== RECORDS FOR THIS EXERCISE ==

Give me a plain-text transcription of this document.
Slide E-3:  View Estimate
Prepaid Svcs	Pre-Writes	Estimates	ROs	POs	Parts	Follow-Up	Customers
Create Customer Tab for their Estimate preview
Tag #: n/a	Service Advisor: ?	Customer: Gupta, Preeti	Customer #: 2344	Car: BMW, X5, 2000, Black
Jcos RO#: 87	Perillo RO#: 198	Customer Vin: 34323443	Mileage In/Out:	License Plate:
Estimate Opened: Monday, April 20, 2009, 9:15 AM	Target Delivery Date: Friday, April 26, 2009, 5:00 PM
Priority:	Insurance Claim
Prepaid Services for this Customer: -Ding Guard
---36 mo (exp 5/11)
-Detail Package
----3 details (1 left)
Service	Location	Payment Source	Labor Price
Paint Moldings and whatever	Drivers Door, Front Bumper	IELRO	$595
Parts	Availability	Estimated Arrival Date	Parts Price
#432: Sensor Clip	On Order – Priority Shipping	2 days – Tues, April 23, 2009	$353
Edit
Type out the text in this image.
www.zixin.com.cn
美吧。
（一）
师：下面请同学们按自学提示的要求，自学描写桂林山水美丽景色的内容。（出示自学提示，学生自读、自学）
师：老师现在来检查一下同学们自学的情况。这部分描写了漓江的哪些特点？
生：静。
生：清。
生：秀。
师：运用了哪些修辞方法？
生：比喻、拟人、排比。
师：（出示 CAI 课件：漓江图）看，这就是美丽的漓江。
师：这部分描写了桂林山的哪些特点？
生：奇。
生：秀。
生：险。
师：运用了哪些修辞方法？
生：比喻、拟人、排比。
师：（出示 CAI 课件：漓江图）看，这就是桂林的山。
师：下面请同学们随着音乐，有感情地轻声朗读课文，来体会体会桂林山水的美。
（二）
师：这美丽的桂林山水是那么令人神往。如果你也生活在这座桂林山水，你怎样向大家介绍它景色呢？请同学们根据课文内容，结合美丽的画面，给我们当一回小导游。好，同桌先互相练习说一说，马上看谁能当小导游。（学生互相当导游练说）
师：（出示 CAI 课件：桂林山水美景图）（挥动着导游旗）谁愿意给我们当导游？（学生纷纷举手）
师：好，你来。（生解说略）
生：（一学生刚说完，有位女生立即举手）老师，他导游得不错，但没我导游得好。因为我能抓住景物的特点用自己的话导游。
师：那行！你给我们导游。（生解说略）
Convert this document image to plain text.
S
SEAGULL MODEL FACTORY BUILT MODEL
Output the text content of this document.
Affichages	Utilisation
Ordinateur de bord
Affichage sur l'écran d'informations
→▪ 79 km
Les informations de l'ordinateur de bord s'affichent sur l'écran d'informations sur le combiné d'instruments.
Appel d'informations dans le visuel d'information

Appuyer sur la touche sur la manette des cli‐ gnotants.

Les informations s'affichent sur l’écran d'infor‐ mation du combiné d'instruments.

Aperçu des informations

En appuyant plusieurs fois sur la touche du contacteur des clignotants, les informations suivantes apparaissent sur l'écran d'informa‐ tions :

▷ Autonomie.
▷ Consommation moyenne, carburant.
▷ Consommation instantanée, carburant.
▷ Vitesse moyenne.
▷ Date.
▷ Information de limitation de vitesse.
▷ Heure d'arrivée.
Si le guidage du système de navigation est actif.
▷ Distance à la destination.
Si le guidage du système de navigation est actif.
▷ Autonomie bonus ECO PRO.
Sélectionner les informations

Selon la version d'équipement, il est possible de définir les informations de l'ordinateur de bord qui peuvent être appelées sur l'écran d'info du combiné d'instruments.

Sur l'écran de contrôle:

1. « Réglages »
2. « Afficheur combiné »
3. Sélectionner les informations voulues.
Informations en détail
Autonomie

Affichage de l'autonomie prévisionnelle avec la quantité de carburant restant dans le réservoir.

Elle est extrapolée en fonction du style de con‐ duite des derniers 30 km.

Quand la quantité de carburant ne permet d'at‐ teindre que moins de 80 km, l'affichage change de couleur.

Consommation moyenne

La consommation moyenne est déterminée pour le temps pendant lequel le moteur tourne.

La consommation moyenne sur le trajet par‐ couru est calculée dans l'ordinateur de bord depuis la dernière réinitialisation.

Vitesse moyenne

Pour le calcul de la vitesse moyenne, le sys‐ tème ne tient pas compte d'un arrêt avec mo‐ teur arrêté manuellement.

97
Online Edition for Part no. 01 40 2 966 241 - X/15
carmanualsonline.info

===

* **DIRECTIONS FOR THIS TASK**
Set down exactly what runs from the line with "Output the text content of this document." to the last line of the data above, including both of those lines and no others.

* **RESPONSE**
Output the text content of this document.
Affichages	Utilisation
Ordinateur de bord
Affichage sur l'écran d'informations
→▪ 79 km
Les informations de l'ordinateur de bord s'affichent sur l'écran d'informations sur le combiné d'instruments.
Appel d'informations dans le visuel d'information

Appuyer sur la touche sur la manette des cli‐ gnotants.

Les informations s'affichent sur l’écran d'infor‐ mation du combiné d'instruments.

Aperçu des informations

En appuyant plusieurs fois sur la touche du contacteur des clignotants, les informations suivantes apparaissent sur l'écran d'informa‐ tions :

▷ Autonomie.
▷ Consommation moyenne, carburant.
▷ Consommation instantanée, carburant.
▷ Vitesse moyenne.
▷ Date.
▷ Information de limitation de vitesse.
▷ Heure d'arrivée.
Si le guidage du système de navigation est actif.
▷ Distance à la destination.
Si le guidage du système de navigation est actif.
▷ Autonomie bonus ECO PRO.
Sélectionner les informations

Selon la version d'équipement, il est possible de définir les informations de l'ordinateur de bord qui peuvent être appelées sur l'écran d'info du combiné d'instruments.

Sur l'écran de contrôle:

1. « Réglages »
2. « Afficheur combiné »
3. Sélectionner les informations voulues.
Informations en détail
Autonomie

Affichage de l'autonomie prévisionnelle avec la quantité de carburant restant dans le réservoir.

Elle est extrapolée en fonction du style de con‐ duite des derniers 30 km.

Quand la quantité de carburant ne permet d'at‐ teindre que moins de 80 km, l'affichage change de couleur.

Consommation moyenne

La consommation moyenne est déterminée pour le temps pendant lequel le moteur tourne.

La consommation moyenne sur le trajet par‐ couru est calculée dans l'ordinateur de bord depuis la dernière réinitialisation.

Vitesse moyenne

Pour le calcul de la vitesse moyenne, le sys‐ tème ne tient pas compte d'un arrêt avec mo‐ teur arrêté manuellement.

97
Online Edition for Part no. 01 40 2 966 241 - X/15
carmanualsonline.info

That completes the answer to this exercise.